[Selected extract]
At the close of trade, the Hang Seng index was up 183.52 points or 0.79 per cent at 23,459.05. The Hang Seng China Enterprises index rose 1.25 per cent to 9,397.37. 

Around the region, MSCI’s Asia ex-Japan stock index was firmer by 0.05 per cent, while Japan’s Nikkei index closed down 1.5 per cent.


European shares closed nearly flat on Wednesday after their US peers rose on hopes of fresh stimulus, helping dispel early gloom over surging coronavirus cases and uncertainty about the US presidential election.

The continent's bourses trimmed their morning losses, and the pan-European STOXX 600 ended the day 0.1 per cent lower while euro zone stocks slipped 0.3 per cent.

The STOXX 600 closed out a volatile third quarter nearly flat, and posted a 1.5 per cent decline for September as worries about a second wave of covid infections hampering Europe’s economic recovery and doubts about a Brexit trade deal came to the fore.

Britain reported more than 7,000 covid cases for the second day in a row, and several European countries looked at tightening restrictions in an effort to contain the spread of the virus over autumn and winter.

A handful of M&A activity drove big moves, with TP ICAP, the world's biggest inter-dealer broker, slumping 16.4 per cent to the bottom of STOXX 600 after saying that it was in talks to buy electronic trading network Liquidnet Holdings for US$600 million to US$700 million ($837 million to $977 million).

Dutch specialty chemicals company DSM rose 4 per cent after Germany's Covestro said it would buy its resins and functional materials unit for about 1.6 billion euros ($2.6 billion). Covestro slid 7 per cent.

[Dataset]
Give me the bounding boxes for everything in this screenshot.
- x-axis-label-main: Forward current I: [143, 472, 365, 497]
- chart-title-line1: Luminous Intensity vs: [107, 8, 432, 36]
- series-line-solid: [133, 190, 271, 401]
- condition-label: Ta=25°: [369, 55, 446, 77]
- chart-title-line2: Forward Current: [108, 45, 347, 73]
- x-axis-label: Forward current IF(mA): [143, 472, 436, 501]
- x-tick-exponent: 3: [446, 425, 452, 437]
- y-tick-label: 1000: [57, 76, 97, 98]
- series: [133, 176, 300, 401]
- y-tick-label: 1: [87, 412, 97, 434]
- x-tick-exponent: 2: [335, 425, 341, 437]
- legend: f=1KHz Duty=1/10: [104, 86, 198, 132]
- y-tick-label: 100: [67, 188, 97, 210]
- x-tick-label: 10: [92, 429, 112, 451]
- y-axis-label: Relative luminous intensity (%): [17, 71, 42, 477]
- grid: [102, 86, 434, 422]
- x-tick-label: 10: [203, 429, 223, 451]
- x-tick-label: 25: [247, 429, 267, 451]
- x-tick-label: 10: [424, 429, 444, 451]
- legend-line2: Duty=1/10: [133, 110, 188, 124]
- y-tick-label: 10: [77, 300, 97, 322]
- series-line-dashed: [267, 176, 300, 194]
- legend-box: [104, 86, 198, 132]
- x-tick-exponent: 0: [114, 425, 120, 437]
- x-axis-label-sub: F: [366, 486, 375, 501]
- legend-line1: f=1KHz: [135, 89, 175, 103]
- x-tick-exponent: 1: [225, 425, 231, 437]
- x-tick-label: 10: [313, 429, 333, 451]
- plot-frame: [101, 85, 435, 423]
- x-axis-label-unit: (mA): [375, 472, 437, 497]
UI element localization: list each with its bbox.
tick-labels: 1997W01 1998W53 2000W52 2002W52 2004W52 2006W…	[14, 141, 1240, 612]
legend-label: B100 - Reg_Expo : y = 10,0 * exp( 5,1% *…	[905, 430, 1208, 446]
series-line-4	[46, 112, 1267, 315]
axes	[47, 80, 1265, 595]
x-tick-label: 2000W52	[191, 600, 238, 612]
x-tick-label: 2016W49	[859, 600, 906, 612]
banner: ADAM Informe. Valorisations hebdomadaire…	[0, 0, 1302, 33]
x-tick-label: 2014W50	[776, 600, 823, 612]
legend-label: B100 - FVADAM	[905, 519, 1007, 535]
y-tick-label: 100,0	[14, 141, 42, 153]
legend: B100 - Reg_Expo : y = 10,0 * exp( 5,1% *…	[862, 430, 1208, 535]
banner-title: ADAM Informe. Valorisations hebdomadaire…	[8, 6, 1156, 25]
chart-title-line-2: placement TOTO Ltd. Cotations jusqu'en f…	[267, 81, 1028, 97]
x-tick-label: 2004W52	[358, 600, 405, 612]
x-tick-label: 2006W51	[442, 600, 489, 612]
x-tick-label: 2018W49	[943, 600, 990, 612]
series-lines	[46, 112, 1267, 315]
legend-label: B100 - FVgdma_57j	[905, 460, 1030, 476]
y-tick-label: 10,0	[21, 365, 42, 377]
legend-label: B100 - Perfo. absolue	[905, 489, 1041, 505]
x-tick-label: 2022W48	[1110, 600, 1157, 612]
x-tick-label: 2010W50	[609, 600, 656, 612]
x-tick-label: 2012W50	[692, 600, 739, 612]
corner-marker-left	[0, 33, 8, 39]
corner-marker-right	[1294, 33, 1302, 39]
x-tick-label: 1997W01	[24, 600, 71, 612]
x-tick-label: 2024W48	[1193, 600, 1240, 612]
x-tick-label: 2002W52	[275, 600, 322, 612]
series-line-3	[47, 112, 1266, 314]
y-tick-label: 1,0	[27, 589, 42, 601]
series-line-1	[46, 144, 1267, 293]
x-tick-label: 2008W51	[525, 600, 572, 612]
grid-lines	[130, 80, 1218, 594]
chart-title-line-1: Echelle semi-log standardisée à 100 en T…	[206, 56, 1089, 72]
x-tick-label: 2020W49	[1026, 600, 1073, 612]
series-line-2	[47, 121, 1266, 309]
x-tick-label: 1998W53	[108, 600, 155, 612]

[Task requirements]
• 1. Name every company mentioned in the market report, as it appears there.
• 2. Answer these questions from the market report, one line each:
(a) At what level did the Hang Seng index close?
(b) How many covid cases did Britain report for the second day in a row?
(c) By how much did DSM shares rise?
• 3. Continue the market report from its last sentence.

[Answers for the exercise]
• 1.
TP ICAP
Liquidnet Holdings
DSM
Covestro

• 2.
(a) 23,459.05
(b) More than 7,000
(c) 4 per cent

• 3.
French waste and water management company Suez jumped 5.9 per cent after bigger rival Veolia raised its offer to buy a stake in the company.

Oil major Total gave the biggest boost to the markets, rising 3.1 per cent after saying it would hike its annual investments in renewable energy and electricity by 50 per cent amid gloomy long-term prospects for oil demand.

Another energy player Royal Dutch Shell slipped 1.3 per cent after announcing plans to cut over 10 per cent of its workforce.

The broader oil & gas index, among the worst performers in Europe alongside banks this year, rose 0.9 per cent.

North America

All three major indexes surged after US House of Representative Speaker Nancy Pelosi and Treasury Secretary Steven Mnuchin both expressed hope for a breakthrough in partisan stimulus negotiations.

But the indexes pared gains after Senate Majority Leader Mitch McConnell warned the sides remain “far apart” in their talks.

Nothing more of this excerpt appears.